Given data:

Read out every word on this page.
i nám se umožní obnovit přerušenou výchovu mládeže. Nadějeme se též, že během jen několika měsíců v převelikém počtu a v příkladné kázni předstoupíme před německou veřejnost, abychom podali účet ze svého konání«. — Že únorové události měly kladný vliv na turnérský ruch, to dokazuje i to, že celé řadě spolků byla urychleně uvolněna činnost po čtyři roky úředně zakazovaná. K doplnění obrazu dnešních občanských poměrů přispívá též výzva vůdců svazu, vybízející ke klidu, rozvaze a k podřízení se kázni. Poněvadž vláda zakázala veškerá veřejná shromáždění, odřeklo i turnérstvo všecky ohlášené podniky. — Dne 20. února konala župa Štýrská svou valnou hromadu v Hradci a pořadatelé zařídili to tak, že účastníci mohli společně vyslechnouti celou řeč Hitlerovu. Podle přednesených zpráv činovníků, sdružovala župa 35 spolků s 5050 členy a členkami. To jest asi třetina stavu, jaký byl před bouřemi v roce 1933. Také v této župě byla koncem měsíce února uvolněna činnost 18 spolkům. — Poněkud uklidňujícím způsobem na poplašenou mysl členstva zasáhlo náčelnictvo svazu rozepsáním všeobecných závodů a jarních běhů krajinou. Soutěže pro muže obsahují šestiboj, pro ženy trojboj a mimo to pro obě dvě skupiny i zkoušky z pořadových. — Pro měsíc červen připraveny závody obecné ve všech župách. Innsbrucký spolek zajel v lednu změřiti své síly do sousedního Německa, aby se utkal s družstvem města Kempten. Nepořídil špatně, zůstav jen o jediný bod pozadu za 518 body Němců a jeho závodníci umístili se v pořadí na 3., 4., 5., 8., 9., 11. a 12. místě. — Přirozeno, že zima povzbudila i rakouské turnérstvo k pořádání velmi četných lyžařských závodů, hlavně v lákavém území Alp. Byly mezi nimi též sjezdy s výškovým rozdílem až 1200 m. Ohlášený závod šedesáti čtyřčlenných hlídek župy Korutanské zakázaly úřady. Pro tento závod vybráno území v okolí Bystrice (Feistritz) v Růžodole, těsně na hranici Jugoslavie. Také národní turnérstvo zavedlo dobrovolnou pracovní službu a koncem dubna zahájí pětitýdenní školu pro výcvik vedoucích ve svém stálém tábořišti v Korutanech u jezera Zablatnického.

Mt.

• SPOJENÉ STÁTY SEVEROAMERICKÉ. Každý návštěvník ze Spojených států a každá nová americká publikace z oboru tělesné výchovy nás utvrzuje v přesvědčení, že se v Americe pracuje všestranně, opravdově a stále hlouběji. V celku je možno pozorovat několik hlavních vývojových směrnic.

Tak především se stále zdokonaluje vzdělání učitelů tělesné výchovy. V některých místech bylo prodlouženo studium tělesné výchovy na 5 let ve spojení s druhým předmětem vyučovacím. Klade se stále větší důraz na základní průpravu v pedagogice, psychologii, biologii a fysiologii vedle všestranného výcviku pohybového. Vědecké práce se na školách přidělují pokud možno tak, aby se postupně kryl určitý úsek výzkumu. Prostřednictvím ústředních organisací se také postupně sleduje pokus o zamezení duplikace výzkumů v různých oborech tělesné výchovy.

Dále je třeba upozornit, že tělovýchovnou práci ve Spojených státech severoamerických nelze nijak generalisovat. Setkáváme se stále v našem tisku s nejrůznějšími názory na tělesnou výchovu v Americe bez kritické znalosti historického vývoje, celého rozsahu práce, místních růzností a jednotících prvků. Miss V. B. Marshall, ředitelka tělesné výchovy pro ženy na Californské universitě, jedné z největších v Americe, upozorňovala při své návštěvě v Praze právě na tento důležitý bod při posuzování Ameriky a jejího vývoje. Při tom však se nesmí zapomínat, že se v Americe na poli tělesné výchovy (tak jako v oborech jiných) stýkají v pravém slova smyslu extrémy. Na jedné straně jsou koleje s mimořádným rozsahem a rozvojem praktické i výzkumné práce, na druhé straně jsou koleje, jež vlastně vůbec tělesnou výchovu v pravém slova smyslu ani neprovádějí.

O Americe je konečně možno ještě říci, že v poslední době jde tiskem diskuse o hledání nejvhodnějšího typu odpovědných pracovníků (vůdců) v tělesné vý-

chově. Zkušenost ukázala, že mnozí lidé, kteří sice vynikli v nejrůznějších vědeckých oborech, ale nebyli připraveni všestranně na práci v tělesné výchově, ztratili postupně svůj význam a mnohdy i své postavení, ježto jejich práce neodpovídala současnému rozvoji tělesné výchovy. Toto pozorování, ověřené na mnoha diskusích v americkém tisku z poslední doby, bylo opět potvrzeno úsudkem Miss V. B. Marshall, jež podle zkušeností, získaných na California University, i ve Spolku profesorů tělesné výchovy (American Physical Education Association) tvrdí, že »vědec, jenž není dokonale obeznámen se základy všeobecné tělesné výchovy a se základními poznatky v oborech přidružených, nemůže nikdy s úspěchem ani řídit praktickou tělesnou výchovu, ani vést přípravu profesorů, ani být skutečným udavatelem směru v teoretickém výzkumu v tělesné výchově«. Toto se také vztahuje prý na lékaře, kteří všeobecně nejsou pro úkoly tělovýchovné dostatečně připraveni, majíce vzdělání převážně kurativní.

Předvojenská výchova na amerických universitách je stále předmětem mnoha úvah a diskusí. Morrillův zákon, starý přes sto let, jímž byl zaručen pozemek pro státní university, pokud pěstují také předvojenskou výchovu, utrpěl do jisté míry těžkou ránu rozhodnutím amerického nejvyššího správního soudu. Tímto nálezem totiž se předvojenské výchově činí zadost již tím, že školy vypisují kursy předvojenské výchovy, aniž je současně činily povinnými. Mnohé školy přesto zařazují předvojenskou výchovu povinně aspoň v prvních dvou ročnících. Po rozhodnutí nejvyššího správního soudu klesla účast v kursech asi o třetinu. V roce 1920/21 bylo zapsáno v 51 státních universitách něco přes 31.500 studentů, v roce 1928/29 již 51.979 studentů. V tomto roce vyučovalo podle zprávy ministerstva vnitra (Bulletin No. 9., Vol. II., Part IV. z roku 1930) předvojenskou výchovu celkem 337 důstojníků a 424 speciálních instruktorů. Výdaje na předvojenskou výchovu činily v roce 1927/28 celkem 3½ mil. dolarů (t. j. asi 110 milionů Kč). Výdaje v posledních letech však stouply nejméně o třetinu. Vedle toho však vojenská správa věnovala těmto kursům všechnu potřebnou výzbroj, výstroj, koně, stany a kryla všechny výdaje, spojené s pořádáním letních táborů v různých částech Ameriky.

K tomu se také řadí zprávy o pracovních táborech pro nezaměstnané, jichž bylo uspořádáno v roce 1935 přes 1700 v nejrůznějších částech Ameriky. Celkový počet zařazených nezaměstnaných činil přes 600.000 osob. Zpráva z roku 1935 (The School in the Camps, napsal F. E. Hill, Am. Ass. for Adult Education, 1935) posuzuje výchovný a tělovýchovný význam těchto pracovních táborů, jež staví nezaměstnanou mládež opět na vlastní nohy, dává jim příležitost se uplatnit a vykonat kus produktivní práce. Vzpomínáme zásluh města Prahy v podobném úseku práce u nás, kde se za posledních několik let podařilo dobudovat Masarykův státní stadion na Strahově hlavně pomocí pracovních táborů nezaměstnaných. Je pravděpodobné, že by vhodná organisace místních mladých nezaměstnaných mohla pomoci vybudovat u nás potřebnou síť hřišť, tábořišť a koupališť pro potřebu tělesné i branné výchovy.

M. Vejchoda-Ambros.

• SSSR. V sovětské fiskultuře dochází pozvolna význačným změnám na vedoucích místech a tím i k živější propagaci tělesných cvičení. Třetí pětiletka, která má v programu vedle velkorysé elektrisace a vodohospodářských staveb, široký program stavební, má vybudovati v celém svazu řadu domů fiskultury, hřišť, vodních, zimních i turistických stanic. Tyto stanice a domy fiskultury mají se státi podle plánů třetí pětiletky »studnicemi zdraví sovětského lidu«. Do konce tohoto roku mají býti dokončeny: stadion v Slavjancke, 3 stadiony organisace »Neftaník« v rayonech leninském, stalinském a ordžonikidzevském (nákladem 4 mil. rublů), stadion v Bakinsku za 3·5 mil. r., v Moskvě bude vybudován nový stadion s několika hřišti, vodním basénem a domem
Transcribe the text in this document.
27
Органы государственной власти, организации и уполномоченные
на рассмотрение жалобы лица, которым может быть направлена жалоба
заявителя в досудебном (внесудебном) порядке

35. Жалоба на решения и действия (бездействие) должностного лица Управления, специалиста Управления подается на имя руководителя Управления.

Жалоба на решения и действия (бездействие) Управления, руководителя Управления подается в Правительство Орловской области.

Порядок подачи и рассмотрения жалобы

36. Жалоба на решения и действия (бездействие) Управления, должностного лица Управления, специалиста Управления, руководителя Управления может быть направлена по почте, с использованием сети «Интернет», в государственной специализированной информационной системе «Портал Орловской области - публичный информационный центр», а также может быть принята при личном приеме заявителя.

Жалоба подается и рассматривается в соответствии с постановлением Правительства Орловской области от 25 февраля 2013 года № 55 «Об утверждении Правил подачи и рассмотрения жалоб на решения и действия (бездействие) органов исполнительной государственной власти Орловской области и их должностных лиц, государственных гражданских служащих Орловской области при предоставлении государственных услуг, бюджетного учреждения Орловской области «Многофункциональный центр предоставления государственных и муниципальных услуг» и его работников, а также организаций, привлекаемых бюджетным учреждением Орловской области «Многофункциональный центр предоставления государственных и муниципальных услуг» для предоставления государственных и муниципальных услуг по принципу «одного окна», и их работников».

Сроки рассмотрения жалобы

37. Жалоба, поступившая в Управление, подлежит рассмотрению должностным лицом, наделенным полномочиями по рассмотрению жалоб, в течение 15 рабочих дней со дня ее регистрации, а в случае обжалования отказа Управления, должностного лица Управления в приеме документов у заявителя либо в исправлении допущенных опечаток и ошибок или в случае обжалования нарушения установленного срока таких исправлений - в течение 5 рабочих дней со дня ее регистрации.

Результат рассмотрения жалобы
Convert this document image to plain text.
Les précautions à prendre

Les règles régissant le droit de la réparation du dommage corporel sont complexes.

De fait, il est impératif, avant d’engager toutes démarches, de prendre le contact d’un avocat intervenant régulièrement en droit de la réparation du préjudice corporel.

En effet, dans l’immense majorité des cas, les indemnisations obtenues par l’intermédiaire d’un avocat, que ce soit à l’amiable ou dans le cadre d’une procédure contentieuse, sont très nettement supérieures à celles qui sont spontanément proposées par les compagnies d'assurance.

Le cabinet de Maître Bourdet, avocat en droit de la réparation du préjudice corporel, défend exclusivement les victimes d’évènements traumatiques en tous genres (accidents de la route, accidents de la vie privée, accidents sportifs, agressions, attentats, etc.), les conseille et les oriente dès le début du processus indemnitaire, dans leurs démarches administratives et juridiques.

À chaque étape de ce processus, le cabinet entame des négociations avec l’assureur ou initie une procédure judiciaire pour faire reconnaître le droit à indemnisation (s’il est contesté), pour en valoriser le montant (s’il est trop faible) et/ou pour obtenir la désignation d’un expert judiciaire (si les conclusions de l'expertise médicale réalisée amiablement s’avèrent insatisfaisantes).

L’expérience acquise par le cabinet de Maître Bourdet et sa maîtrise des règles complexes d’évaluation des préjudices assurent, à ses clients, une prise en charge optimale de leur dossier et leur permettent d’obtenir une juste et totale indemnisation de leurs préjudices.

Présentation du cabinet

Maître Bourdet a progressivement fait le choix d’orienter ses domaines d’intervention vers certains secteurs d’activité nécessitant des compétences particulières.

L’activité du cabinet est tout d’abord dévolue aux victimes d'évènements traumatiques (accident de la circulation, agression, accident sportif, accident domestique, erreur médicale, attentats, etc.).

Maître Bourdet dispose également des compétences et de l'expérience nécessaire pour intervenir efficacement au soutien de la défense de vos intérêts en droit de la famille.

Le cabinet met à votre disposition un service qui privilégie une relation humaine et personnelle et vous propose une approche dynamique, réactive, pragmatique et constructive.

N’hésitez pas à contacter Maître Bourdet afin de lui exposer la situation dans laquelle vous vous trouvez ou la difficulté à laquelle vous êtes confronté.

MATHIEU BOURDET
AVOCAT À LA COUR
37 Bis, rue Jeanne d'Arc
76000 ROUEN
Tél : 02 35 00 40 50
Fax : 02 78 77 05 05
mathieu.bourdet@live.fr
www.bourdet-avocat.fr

Given exercise:
Collect the complete line wherever the string "жалобы" appears in the records.

Finished exercise:
на рассмотрение жалобы лица, которым может быть направлена жалоба
Порядок подачи и рассмотрения жалобы
Сроки рассмотрения жалобы
Результат рассмотрения жалобы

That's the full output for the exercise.